**Records provided:**
*****

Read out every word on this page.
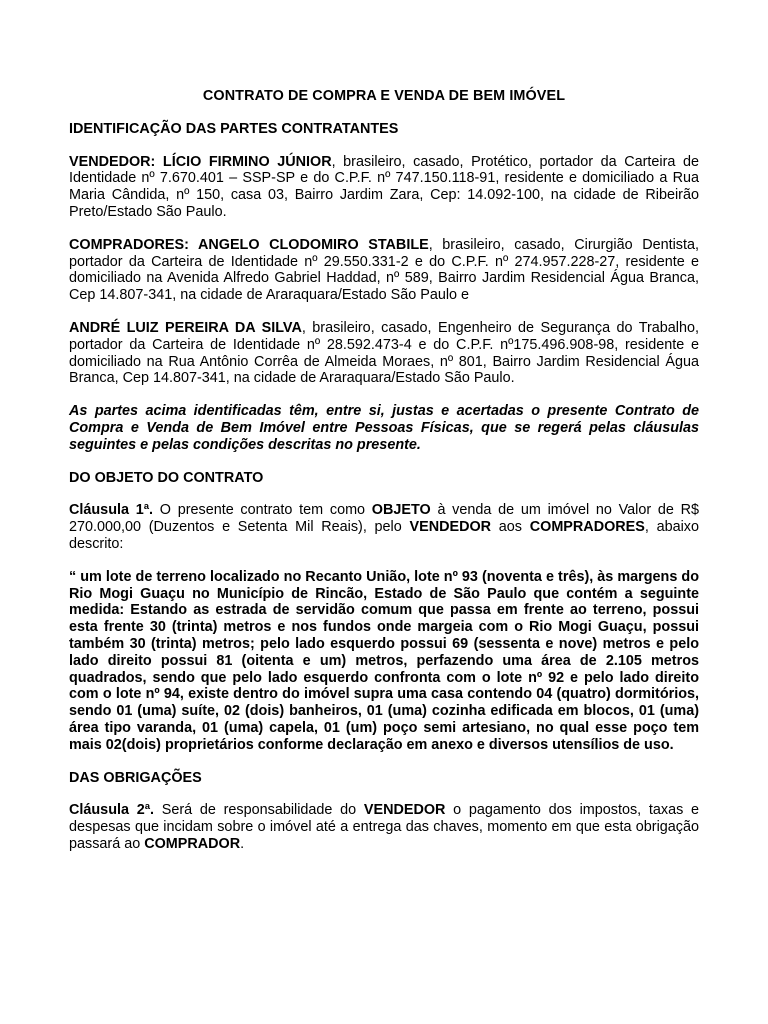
CONTRATO DE COMPRA E VENDA DE BEM IMÓVEL
IDENTIFICAÇÃO DAS PARTES CONTRATANTES

VENDEDOR: LÍCIO FIRMINO JÚNIOR, brasileiro, casado, Protético, portador da Carteira de Identidade nº 7.670.401 – SSP-SP e do C.P.F. nº 747.150.118-91, residente e domiciliado a Rua Maria Cândida, nº 150, casa 03, Bairro Jardim Zara, Cep: 14.092-100, na cidade de Ribeirão Preto/Estado São Paulo.

COMPRADORES: ANGELO CLODOMIRO STABILE, brasileiro, casado, Cirurgião Dentista, portador da Carteira de Identidade nº 29.550.331-2 e do C.P.F. nº 274.957.228-27, residente e domiciliado na Avenida Alfredo Gabriel Haddad, nº 589, Bairro Jardim Residencial Água Branca, Cep 14.807-341, na cidade de Araraquara/Estado São Paulo e

ANDRÉ LUIZ PEREIRA DA SILVA, brasileiro, casado, Engenheiro de Segurança do Trabalho, portador da Carteira de Identidade nº 28.592.473-4 e do C.P.F. nº175.496.908-98, residente e domiciliado na Rua Antônio Corrêa de Almeida Moraes, nº 801, Bairro Jardim Residencial Água Branca, Cep 14.807-341, na cidade de Araraquara/Estado São Paulo.

As partes acima identificadas têm, entre si, justas e acertadas o presente Contrato de Compra e Venda de Bem Imóvel entre Pessoas Físicas, que se regerá pelas cláusulas seguintes e pelas condições descritas no presente.

DO OBJETO DO CONTRATO

Cláusula 1ª. O presente contrato tem como OBJETO à venda de um imóvel no Valor de R$ 270.000,00 (Duzentos e Setenta Mil Reais), pelo VENDEDOR aos COMPRADORES, abaixo descrito:

“ um lote de terreno localizado no Recanto União, lote nº 93 (noventa e três), às margens do Rio Mogi Guaçu no Município de Rincão, Estado de São Paulo que contém a seguinte medida: Estando as estrada de servidão comum que passa em frente ao terreno, possui esta frente 30 (trinta) metros e nos fundos onde margeia com o Rio Mogi Guaçu, possui também 30 (trinta) metros; pelo lado esquerdo possui 69 (sessenta e nove) metros e pelo lado direito possui 81 (oitenta e um) metros, perfazendo uma área de 2.105 metros quadrados, sendo que pelo lado esquerdo confronta com o lote nº 92 e pelo lado direito com o lote nº 94, existe dentro do imóvel supra uma casa contendo 04 (quatro) dormitórios, sendo 01 (uma) suíte, 02 (dois) banheiros, 01 (uma) cozinha edificada em blocos, 01 (uma) área tipo varanda, 01 (uma) capela, 01 (um) poço semi artesiano, no qual esse poço tem mais 02(dois) proprietários conforme declaração em anexo e diversos utensílios de uso.

DAS OBRIGAÇÕES

Cláusula 2ª. Será de responsabilidade do VENDEDOR o pagamento dos impostos, taxas e despesas que incidam sobre o imóvel até a entrega das chaves, momento em que esta obrigação passará ao COMPRADOR.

*****

**Task:**
Find the lines holding "brasileiro" and list every one.

**Response:**
VENDEDOR: LÍCIO FIRMINO JÚNIOR, brasileiro, casado, Protético, portador da Carteira de Identidade nº 7.670.401 – SSP-SP e do C.P.F. nº 747.150.118-91, residente e domiciliado a Rua Maria Cândida, nº 150, casa 03, Bairro Jardim Zara, Cep: 14.092-100, na cidade de Ribeirão Preto/Estado São Paulo.
COMPRADORES: ANGELO CLODOMIRO STABILE, brasileiro, casado, Cirurgião Dentista, portador da Carteira de Identidade nº 29.550.331-2 e do C.P.F. nº 274.957.228-27, residente e domiciliado na Avenida Alfredo Gabriel Haddad, nº 589, Bairro Jardim Residencial Água Branca, Cep 14.807-341, na cidade de Araraquara/Estado São Paulo e
ANDRÉ LUIZ PEREIRA DA SILVA, brasileiro, casado, Engenheiro de Segurança do Trabalho, portador da Carteira de Identidade nº 28.592.473-4 e do C.P.F. nº175.496.908-98, residente e domiciliado na Rua Antônio Corrêa de Almeida Moraes, nº 801, Bairro Jardim Residencial Água Branca, Cep 14.807-341, na cidade de Araraquara/Estado São Paulo.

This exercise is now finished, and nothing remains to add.